Exercise brief
Output the records exactly. Include every line.

▽

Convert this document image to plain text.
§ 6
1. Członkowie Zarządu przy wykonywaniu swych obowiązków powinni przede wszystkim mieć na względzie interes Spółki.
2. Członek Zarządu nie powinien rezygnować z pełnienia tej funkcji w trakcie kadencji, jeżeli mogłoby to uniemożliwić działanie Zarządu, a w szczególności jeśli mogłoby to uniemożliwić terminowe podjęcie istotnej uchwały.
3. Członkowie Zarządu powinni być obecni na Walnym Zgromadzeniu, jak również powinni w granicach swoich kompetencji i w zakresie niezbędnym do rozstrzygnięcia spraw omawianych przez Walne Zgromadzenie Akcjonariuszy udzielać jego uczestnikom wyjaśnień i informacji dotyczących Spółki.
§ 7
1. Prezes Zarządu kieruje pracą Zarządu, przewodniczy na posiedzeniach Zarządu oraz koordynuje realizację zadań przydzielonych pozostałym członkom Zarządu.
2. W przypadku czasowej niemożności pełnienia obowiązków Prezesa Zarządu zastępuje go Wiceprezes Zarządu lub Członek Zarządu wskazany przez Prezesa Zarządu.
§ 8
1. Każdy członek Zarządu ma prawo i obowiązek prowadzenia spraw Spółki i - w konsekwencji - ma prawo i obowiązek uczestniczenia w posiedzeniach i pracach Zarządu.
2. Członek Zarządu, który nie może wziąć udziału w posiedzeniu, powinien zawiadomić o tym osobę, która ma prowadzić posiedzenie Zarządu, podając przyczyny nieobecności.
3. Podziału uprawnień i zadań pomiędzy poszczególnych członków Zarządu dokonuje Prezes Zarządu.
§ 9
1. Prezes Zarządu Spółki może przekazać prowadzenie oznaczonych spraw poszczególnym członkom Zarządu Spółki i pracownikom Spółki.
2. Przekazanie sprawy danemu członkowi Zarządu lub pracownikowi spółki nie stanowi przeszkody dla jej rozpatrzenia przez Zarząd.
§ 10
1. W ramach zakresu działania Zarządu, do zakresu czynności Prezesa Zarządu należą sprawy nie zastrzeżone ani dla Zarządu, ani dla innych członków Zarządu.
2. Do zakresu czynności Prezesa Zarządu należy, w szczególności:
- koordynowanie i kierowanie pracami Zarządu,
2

△

Full response
Convert this document image to plain text.
§ 6
1. Członkowie Zarządu przy wykonywaniu swych obowiązków powinni przede wszystkim mieć na względzie interes Spółki.
2. Członek Zarządu nie powinien rezygnować z pełnienia tej funkcji w trakcie kadencji, jeżeli mogłoby to uniemożliwić działanie Zarządu, a w szczególności jeśli mogłoby to uniemożliwić terminowe podjęcie istotnej uchwały.
3. Członkowie Zarządu powinni być obecni na Walnym Zgromadzeniu, jak również powinni w granicach swoich kompetencji i w zakresie niezbędnym do rozstrzygnięcia spraw omawianych przez Walne Zgromadzenie Akcjonariuszy udzielać jego uczestnikom wyjaśnień i informacji dotyczących Spółki.
§ 7
1. Prezes Zarządu kieruje pracą Zarządu, przewodniczy na posiedzeniach Zarządu oraz koordynuje realizację zadań przydzielonych pozostałym członkom Zarządu.
2. W przypadku czasowej niemożności pełnienia obowiązków Prezesa Zarządu zastępuje go Wiceprezes Zarządu lub Członek Zarządu wskazany przez Prezesa Zarządu.
§ 8
1. Każdy członek Zarządu ma prawo i obowiązek prowadzenia spraw Spółki i - w konsekwencji - ma prawo i obowiązek uczestniczenia w posiedzeniach i pracach Zarządu.
2. Członek Zarządu, który nie może wziąć udziału w posiedzeniu, powinien zawiadomić o tym osobę, która ma prowadzić posiedzenie Zarządu, podając przyczyny nieobecności.
3. Podziału uprawnień i zadań pomiędzy poszczególnych członków Zarządu dokonuje Prezes Zarządu.
§ 9
1. Prezes Zarządu Spółki może przekazać prowadzenie oznaczonych spraw poszczególnym członkom Zarządu Spółki i pracownikom Spółki.
2. Przekazanie sprawy danemu członkowi Zarządu lub pracownikowi spółki nie stanowi przeszkody dla jej rozpatrzenia przez Zarząd.
§ 10
1. W ramach zakresu działania Zarządu, do zakresu czynności Prezesa Zarządu należą sprawy nie zastrzeżone ani dla Zarządu, ani dla innych członków Zarządu.
2. Do zakresu czynności Prezesa Zarządu należy, w szczególności:
- koordynowanie i kierowanie pracami Zarządu,
2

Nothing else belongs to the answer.